> **DIRECTION**
Copy out the data exactly, leaving the pictures behind.

** Begin EXERCISE INPUTS **

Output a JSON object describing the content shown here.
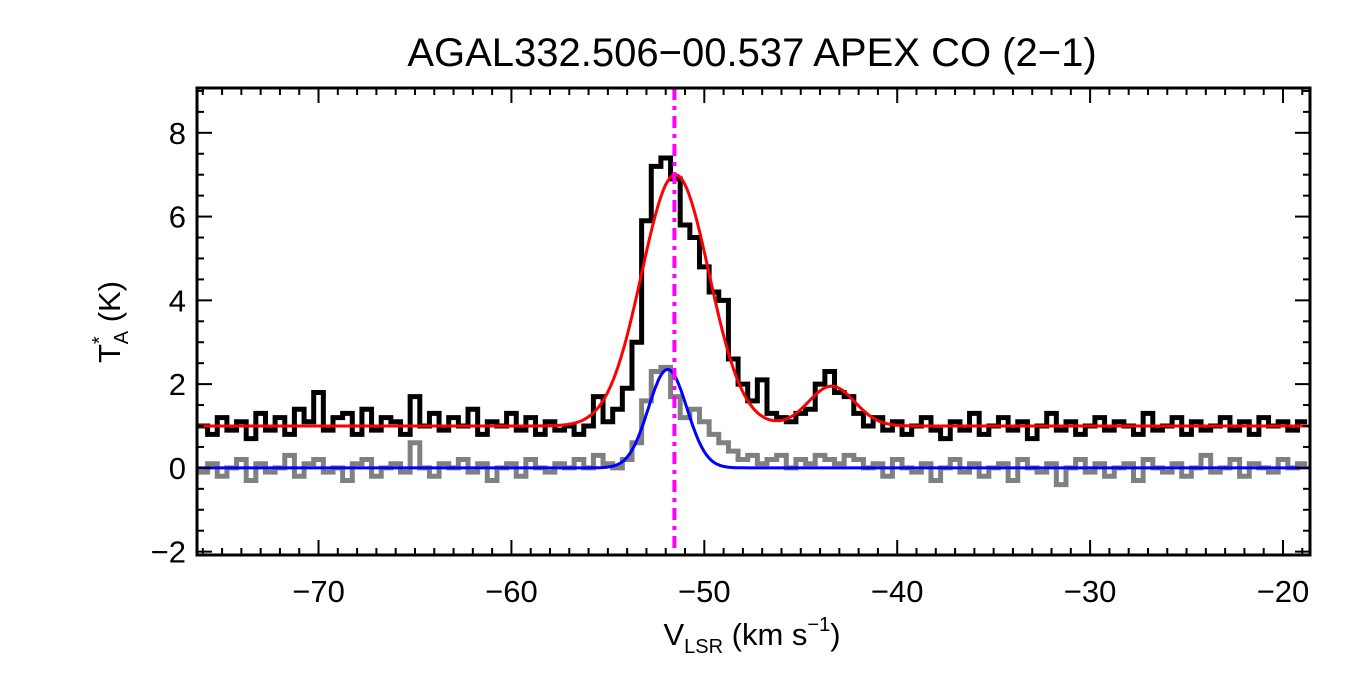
{
  "chart_data": {
    "type": "line",
    "title": "AGAL332.506−00.537  APEX CO (2−1)",
    "xlabel": {
      "main": "V",
      "sub": "LSR",
      "unit_pre": " (km s",
      "sup": "−1",
      "unit_post": ")"
    },
    "ylabel": {
      "main": "T",
      "sup": "*",
      "sub": "A",
      "unit": " (K)"
    },
    "xlim": [
      -76.3,
      -18.6
    ],
    "ylim": [
      -2.08,
      9.07
    ],
    "xticks": [
      -70,
      -60,
      -50,
      -40,
      -30,
      -20
    ],
    "xtick_labels": [
      "−70",
      "−60",
      "−50",
      "−40",
      "−30",
      "−20"
    ],
    "yticks": [
      -2,
      0,
      2,
      4,
      6,
      8
    ],
    "ytick_labels": [
      "−2",
      "0",
      "2",
      "4",
      "6",
      "8"
    ],
    "grid": false,
    "x_start": -76,
    "x_step": 0.5,
    "series": [
      {
        "style": "histogram",
        "color": "#000000",
        "values": [
          1.0,
          0.8,
          1.2,
          0.9,
          1.1,
          0.7,
          1.3,
          0.9,
          1.2,
          0.8,
          1.4,
          1.1,
          1.8,
          0.9,
          1.2,
          1.3,
          0.8,
          1.4,
          0.9,
          1.2,
          1.1,
          0.8,
          1.7,
          1.0,
          1.3,
          0.9,
          1.2,
          1.0,
          1.4,
          0.8,
          1.1,
          1.0,
          1.3,
          0.9,
          1.2,
          0.8,
          1.1,
          0.9,
          1.0,
          0.8,
          1.0,
          1.7,
          1.1,
          1.4,
          1.9,
          3.0,
          5.9,
          7.2,
          7.4,
          6.9,
          5.8,
          5.5,
          4.8,
          4.2,
          4.0,
          2.6,
          2.0,
          1.6,
          2.1,
          1.3,
          1.2,
          1.1,
          1.3,
          1.4,
          2.0,
          2.3,
          1.8,
          1.7,
          1.3,
          1.0,
          1.2,
          0.9,
          1.1,
          0.8,
          1.0,
          1.2,
          0.9,
          0.7,
          1.1,
          0.9,
          1.3,
          0.8,
          1.0,
          1.2,
          0.9,
          1.1,
          0.7,
          1.0,
          1.3,
          0.9,
          1.1,
          0.8,
          1.0,
          1.2,
          0.9,
          1.1,
          1.0,
          0.8,
          1.3,
          0.9,
          1.0,
          1.2,
          0.8,
          1.1,
          0.9,
          1.0,
          1.2,
          0.9,
          1.1,
          0.8,
          1.2,
          1.0,
          1.1,
          0.9,
          1.1
        ]
      },
      {
        "style": "histogram",
        "color": "#808080",
        "values": [
          -0.1,
          0.1,
          -0.2,
          0.0,
          0.2,
          -0.3,
          0.1,
          -0.1,
          0.0,
          0.3,
          -0.2,
          0.1,
          0.2,
          -0.1,
          0.0,
          -0.3,
          0.1,
          0.2,
          -0.2,
          0.0,
          0.1,
          -0.1,
          0.6,
          0.0,
          -0.2,
          0.1,
          0.0,
          0.2,
          -0.1,
          0.1,
          -0.3,
          0.0,
          0.1,
          -0.2,
          0.2,
          0.0,
          -0.1,
          0.1,
          0.0,
          0.2,
          0.0,
          0.3,
          0.1,
          0.0,
          0.2,
          0.6,
          1.6,
          2.3,
          2.4,
          1.7,
          1.2,
          1.4,
          1.1,
          0.8,
          0.6,
          0.4,
          0.2,
          0.3,
          0.1,
          0.2,
          0.3,
          0.0,
          0.2,
          0.1,
          0.3,
          0.2,
          0.1,
          0.3,
          0.2,
          0.0,
          0.1,
          -0.2,
          0.2,
          0.0,
          -0.1,
          0.1,
          -0.3,
          0.0,
          0.2,
          -0.1,
          0.1,
          -0.2,
          0.0,
          0.1,
          -0.3,
          0.2,
          0.0,
          -0.1,
          0.1,
          -0.4,
          0.0,
          0.2,
          -0.1,
          0.1,
          -0.2,
          0.0,
          0.1,
          -0.3,
          0.2,
          0.0,
          -0.1,
          0.1,
          -0.2,
          0.0,
          0.3,
          -0.1,
          0.0,
          0.2,
          -0.2,
          0.1,
          0.0,
          -0.1,
          0.2,
          0.0,
          0.1
        ]
      }
    ],
    "fits": [
      {
        "color": "#ff0000",
        "baseline": 1.0,
        "components": [
          {
            "amp": 6.0,
            "center": -51.5,
            "sigma": 1.75
          },
          {
            "amp": 0.95,
            "center": -43.4,
            "sigma": 1.2
          }
        ]
      },
      {
        "color": "#0000ff",
        "baseline": 0.0,
        "components": [
          {
            "amp": 2.35,
            "center": -51.9,
            "sigma": 1.0
          }
        ]
      }
    ],
    "vline": {
      "x": -51.55,
      "color": "#ff00ff",
      "style": "dash-dot"
    }
  }
}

** End EXERCISE INPUTS **

> **OUTPUT FOR THIS TASK**
Output a JSON object describing the content shown here.
{
  "chart_data": {
    "type": "line",
    "title": "AGAL332.506−00.537  APEX CO (2−1)",
    "xlabel": {
      "main": "V",
      "sub": "LSR",
      "unit_pre": " (km s",
      "sup": "−1",
      "unit_post": ")"
    },
    "ylabel": {
      "main": "T",
      "sup": "*",
      "sub": "A",
      "unit": " (K)"
    },
    "xlim": [
      -76.3,
      -18.6
    ],
    "ylim": [
      -2.08,
      9.07
    ],
    "xticks": [
      -70,
      -60,
      -50,
      -40,
      -30,
      -20
    ],
    "xtick_labels": [
      "−70",
      "−60",
      "−50",
      "−40",
      "−30",
      "−20"
    ],
    "yticks": [
      -2,
      0,
      2,
      4,
      6,
      8
    ],
    "ytick_labels": [
      "−2",
      "0",
      "2",
      "4",
      "6",
      "8"
    ],
    "grid": false,
    "x_start": -76,
    "x_step": 0.5,
    "series": [
      {
        "style": "histogram",
        "color": "#000000",
        "values": [
          1.0,
          0.8,
          1.2,
          0.9,
          1.1,
          0.7,
          1.3,
          0.9,
          1.2,
          0.8,
          1.4,
          1.1,
          1.8,
          0.9,
          1.2,
          1.3,
          0.8,
          1.4,
          0.9,
          1.2,
          1.1,
          0.8,
          1.7,
          1.0,
          1.3,
          0.9,
          1.2,
          1.0,
          1.4,
          0.8,
          1.1,
          1.0,
          1.3,
          0.9,
          1.2,
          0.8,
          1.1,
          0.9,
          1.0,
          0.8,
          1.0,
          1.7,
          1.1,
          1.4,
          1.9,
          3.0,
          5.9,
          7.2,
          7.4,
          6.9,
          5.8,
          5.5,
          4.8,
          4.2,
          4.0,
          2.6,
          2.0,
          1.6,
          2.1,
          1.3,
          1.2,
          1.1,
          1.3,
          1.4,
          2.0,
          2.3,
          1.8,
          1.7,
          1.3,
          1.0,
          1.2,
          0.9,
          1.1,
          0.8,
          1.0,
          1.2,
          0.9,
          0.7,
          1.1,
          0.9,
          1.3,
          0.8,
          1.0,
          1.2,
          0.9,
          1.1,
          0.7,
          1.0,
          1.3,
          0.9,
          1.1,
          0.8,
          1.0,
          1.2,
          0.9,
          1.1,
          1.0,
          0.8,
          1.3,
          0.9,
          1.0,
          1.2,
          0.8,
          1.1,
          0.9,
          1.0,
          1.2,
          0.9,
          1.1,
          0.8,
          1.2,
          1.0,
          1.1,
          0.9,
          1.1
        ]
      },
      {
        "style": "histogram",
        "color": "#808080",
        "values": [
          -0.1,
          0.1,
          -0.2,
          0.0,
          0.2,
          -0.3,
          0.1,
          -0.1,
          0.0,
          0.3,
          -0.2,
          0.1,
          0.2,
          -0.1,
          0.0,
          -0.3,
          0.1,
          0.2,
          -0.2,
          0.0,
          0.1,
          -0.1,
          0.6,
          0.0,
          -0.2,
          0.1,
          0.0,
          0.2,
          -0.1,
          0.1,
          -0.3,
          0.0,
          0.1,
          -0.2,
          0.2,
          0.0,
          -0.1,
          0.1,
          0.0,
          0.2,
          0.0,
          0.3,
          0.1,
          0.0,
          0.2,
          0.6,
          1.6,
          2.3,
          2.4,
          1.7,
          1.2,
          1.4,
          1.1,
          0.8,
          0.6,
          0.4,
          0.2,
          0.3,
          0.1,
          0.2,
          0.3,
          0.0,
          0.2,
          0.1,
          0.3,
          0.2,
          0.1,
          0.3,
          0.2,
          0.0,
          0.1,
          -0.2,
          0.2,
          0.0,
          -0.1,
          0.1,
          -0.3,
          0.0,
          0.2,
          -0.1,
          0.1,
          -0.2,
          0.0,
          0.1,
          -0.3,
          0.2,
          0.0,
          -0.1,
          0.1,
          -0.4,
          0.0,
          0.2,
          -0.1,
          0.1,
          -0.2,
          0.0,
          0.1,
          -0.3,
          0.2,
          0.0,
          -0.1,
          0.1,
          -0.2,
          0.0,
          0.3,
          -0.1,
          0.0,
          0.2,
          -0.2,
          0.1,
          0.0,
          -0.1,
          0.2,
          0.0,
          0.1
        ]
      }
    ],
    "fits": [
      {
        "color": "#ff0000",
        "baseline": 1.0,
        "components": [
          {
            "amp": 6.0,
            "center": -51.5,
            "sigma": 1.75
          },
          {
            "amp": 0.95,
            "center": -43.4,
            "sigma": 1.2
          }
        ]
      },
      {
        "color": "#0000ff",
        "baseline": 0.0,
        "components": [
          {
            "amp": 2.35,
            "center": -51.9,
            "sigma": 1.0
          }
        ]
      }
    ],
    "vline": {
      "x": -51.55,
      "color": "#ff00ff",
      "style": "dash-dot"
    }
  }
}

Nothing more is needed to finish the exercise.